*Bereitgestelltes Material*:
______________________________
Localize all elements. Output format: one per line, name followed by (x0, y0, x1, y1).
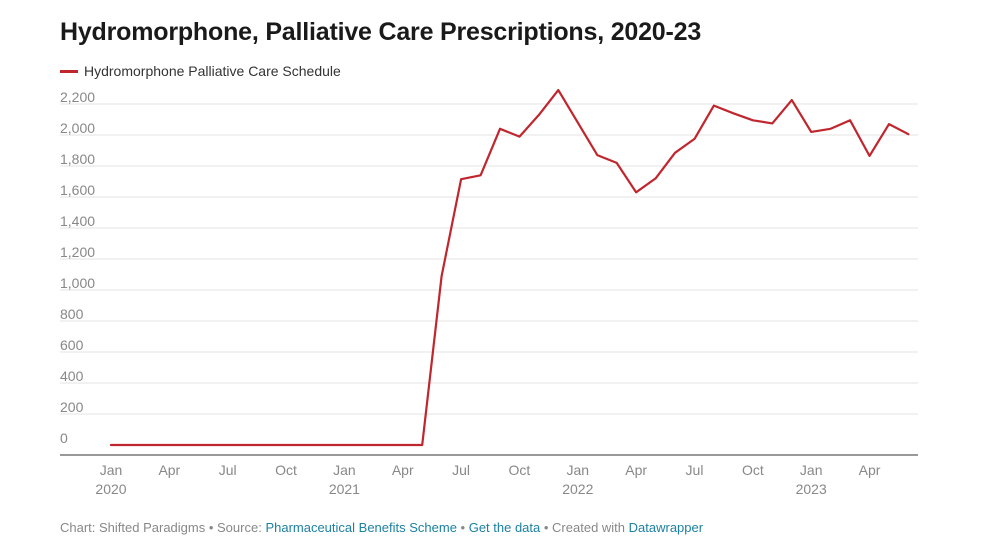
x-tick-label: Oct (742, 462, 764, 478)
footer-chart-by: Chart: Shifted Paradigms (60, 520, 206, 535)
x-tick-label: Jan (333, 462, 356, 478)
x-tick-label: Jan (100, 462, 123, 478)
y-tick-label: 2,200 (60, 89, 95, 105)
series-line (109, 88, 910, 447)
y-tick-label: 2,000 (60, 120, 95, 136)
footer-separator: • (456, 520, 469, 535)
footer-source-prefix: Source: (217, 520, 266, 535)
x-tick-label: Oct (509, 462, 531, 478)
y-tick-label: 800 (60, 306, 84, 322)
legend-label: Hydromorphone Palliative Care Schedule (84, 63, 341, 79)
y-tick-label: 0 (60, 430, 68, 446)
line-chart: 0 200 400 600 800 1,000 1,200 1,400 1,600 1,800 2,… (60, 88, 918, 497)
x-tick-label: Apr (859, 462, 881, 478)
x-tick-year-label: 2020 (95, 481, 126, 497)
footer-created-prefix: Created with (552, 520, 629, 535)
y-tick-label: 400 (60, 368, 84, 384)
y-tick-label: 200 (60, 399, 84, 415)
x-tick-year-label: 2023 (796, 481, 827, 497)
x-tick-label: Jan (800, 462, 823, 478)
x-tick-label: Apr (158, 462, 180, 478)
y-tick-label: 1,000 (60, 275, 95, 291)
x-tick-label: Apr (392, 462, 414, 478)
x-tick-label: Jul (452, 462, 470, 478)
x-tick-label: Jul (686, 462, 704, 478)
x-tick-label: Jul (219, 462, 237, 478)
y-tick-label: 1,400 (60, 213, 95, 229)
legend-swatch (60, 69, 78, 73)
y-tick-label: 1,600 (60, 182, 95, 198)
footer: Chart: Shifted Paradigms • Source: Pharm… (60, 520, 703, 535)
x-tick-year-label: 2022 (562, 481, 593, 497)
x-tick-label: Apr (625, 462, 647, 478)
footer-separator: • (205, 520, 218, 535)
get-data-link[interactable]: Get the data (468, 520, 541, 535)
footer-separator: • (540, 520, 553, 535)
y-tick-label: 600 (60, 337, 84, 353)
x-tick-label: Jan (567, 462, 590, 478)
x-tick-year-label: 2021 (329, 481, 360, 497)
y-tick-label: 1,200 (60, 244, 95, 260)
datawrapper-link[interactable]: Datawrapper (628, 520, 704, 535)
source-link[interactable]: Pharmaceutical Benefits Scheme (265, 520, 457, 535)
y-tick-label: 1,800 (60, 151, 95, 167)
legend: Hydromorphone Palliative Care Schedule (60, 63, 341, 79)
chart-title: Hydromorphone, Palliative Care Prescript… (60, 18, 702, 46)
x-tick-label: Oct (275, 462, 297, 478)
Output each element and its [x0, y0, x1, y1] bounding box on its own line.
______________________________
*Ziel*: Gib aus dem Material nur die Zeilen von der Zeile mit „x-tick-label: Oct (742, 462, 764, 478)“ bis einschließlich der Zeile mit „y-tick-label: 1,400 (60, 213, 95, 229)“ wortgetreu wieder aus.

*Ergebnis*:
x-tick-label: Oct (742, 462, 764, 478)
footer-chart-by: Chart: Shifted Paradigms (60, 520, 206, 535)
x-tick-label: Jan (333, 462, 356, 478)
x-tick-label: Jan (100, 462, 123, 478)
y-tick-label: 2,200 (60, 89, 95, 105)
series-line (109, 88, 910, 447)
y-tick-label: 2,000 (60, 120, 95, 136)
footer-separator: • (456, 520, 469, 535)
footer-source-prefix: Source: (217, 520, 266, 535)
x-tick-label: Oct (509, 462, 531, 478)
y-tick-label: 800 (60, 306, 84, 322)
legend-label: Hydromorphone Palliative Care Schedule (84, 63, 341, 79)
y-tick-label: 0 (60, 430, 68, 446)
line-chart: 0 200 400 600 800 1,000 1,200 1,400 1,600 1,800 2,… (60, 88, 918, 497)
x-tick-label: Apr (859, 462, 881, 478)
x-tick-year-label: 2020 (95, 481, 126, 497)
footer-created-prefix: Created with (552, 520, 629, 535)
y-tick-label: 400 (60, 368, 84, 384)
y-tick-label: 200 (60, 399, 84, 415)
x-tick-year-label: 2023 (796, 481, 827, 497)
x-tick-label: Jan (800, 462, 823, 478)
x-tick-label: Apr (158, 462, 180, 478)
y-tick-label: 1,000 (60, 275, 95, 291)
x-tick-label: Apr (392, 462, 414, 478)
x-tick-label: Jul (452, 462, 470, 478)
x-tick-label: Jul (686, 462, 704, 478)
x-tick-label: Jul (219, 462, 237, 478)
y-tick-label: 1,400 (60, 213, 95, 229)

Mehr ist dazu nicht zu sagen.